-- START Raw records --

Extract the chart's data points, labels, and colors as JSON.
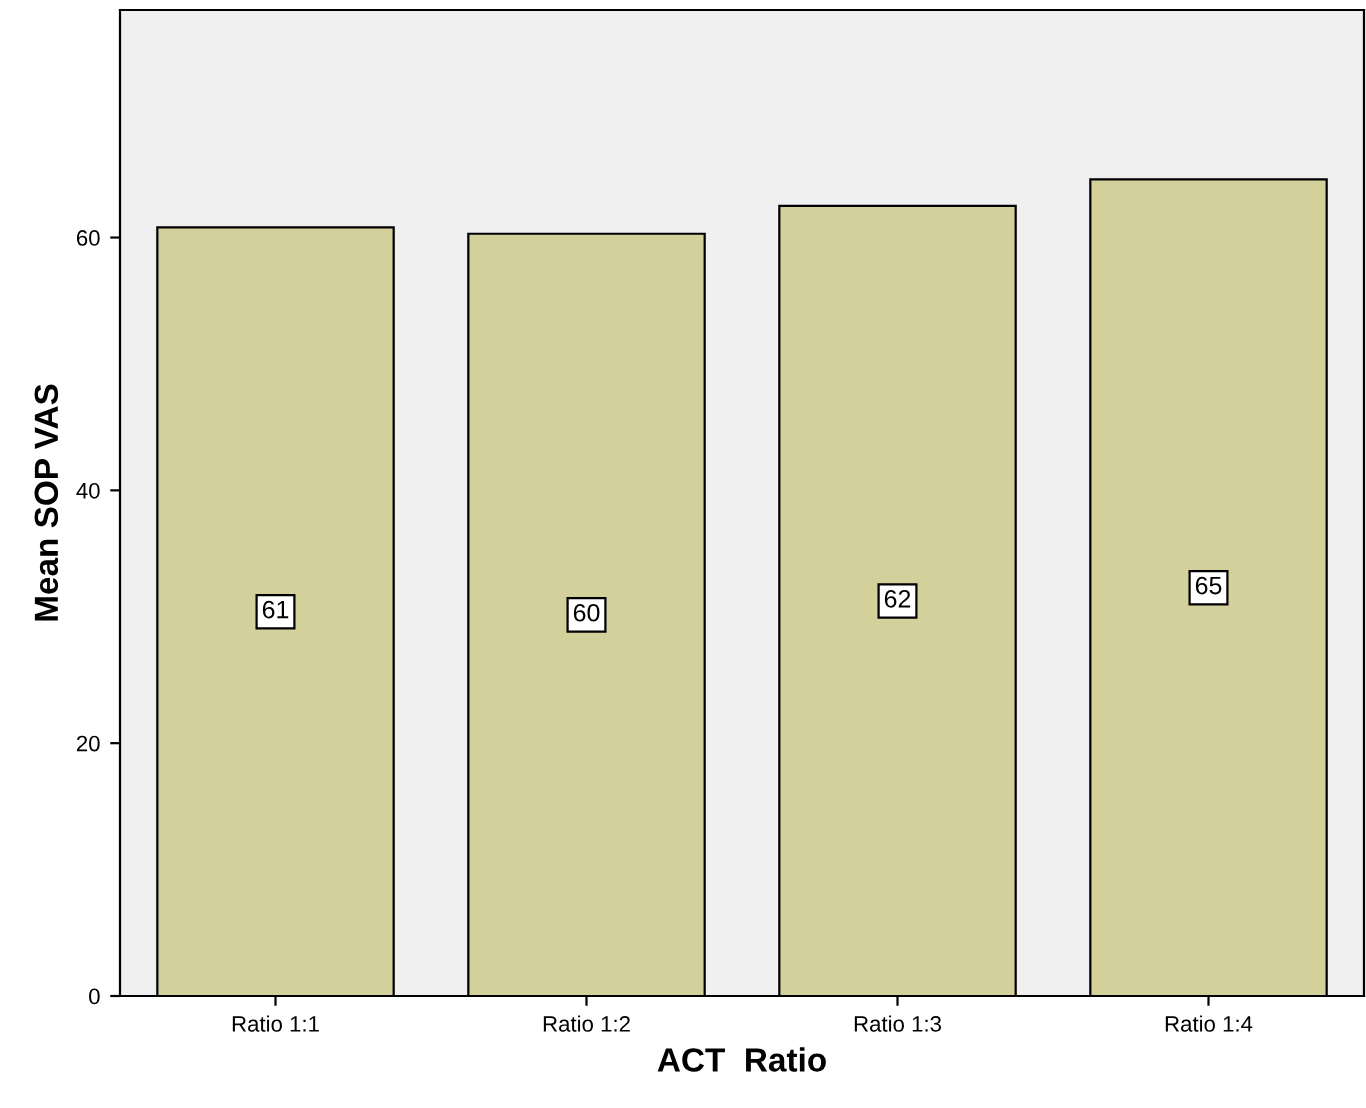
{
  "chart_data": {
    "type": "bar",
    "xlabel": "ACT  Ratio",
    "ylabel": "Mean SOP VAS",
    "categories": [
      "Ratio 1:1",
      "Ratio 1:2",
      "Ratio 1:3",
      "Ratio 1:4"
    ],
    "values": [
      60.8,
      60.3,
      62.5,
      64.6
    ],
    "value_labels": [
      "61",
      "60",
      "62",
      "65"
    ],
    "color": "#d4d09c",
    "ylim": [
      0,
      78
    ],
    "yticks": [
      0,
      20,
      40,
      60
    ],
    "grid": false,
    "legend": false
  }
}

-- END Raw records --

Retype the listing exactly. Pictures do not belong in the copy.

Extract the chart's data points, labels, and colors as JSON.
{
  "chart_data": {
    "type": "bar",
    "xlabel": "ACT  Ratio",
    "ylabel": "Mean SOP VAS",
    "categories": [
      "Ratio 1:1",
      "Ratio 1:2",
      "Ratio 1:3",
      "Ratio 1:4"
    ],
    "values": [
      60.8,
      60.3,
      62.5,
      64.6
    ],
    "value_labels": [
      "61",
      "60",
      "62",
      "65"
    ],
    "color": "#d4d09c",
    "ylim": [
      0,
      78
    ],
    "yticks": [
      0,
      20,
      40,
      60
    ],
    "grid": false,
    "legend": false
  }
}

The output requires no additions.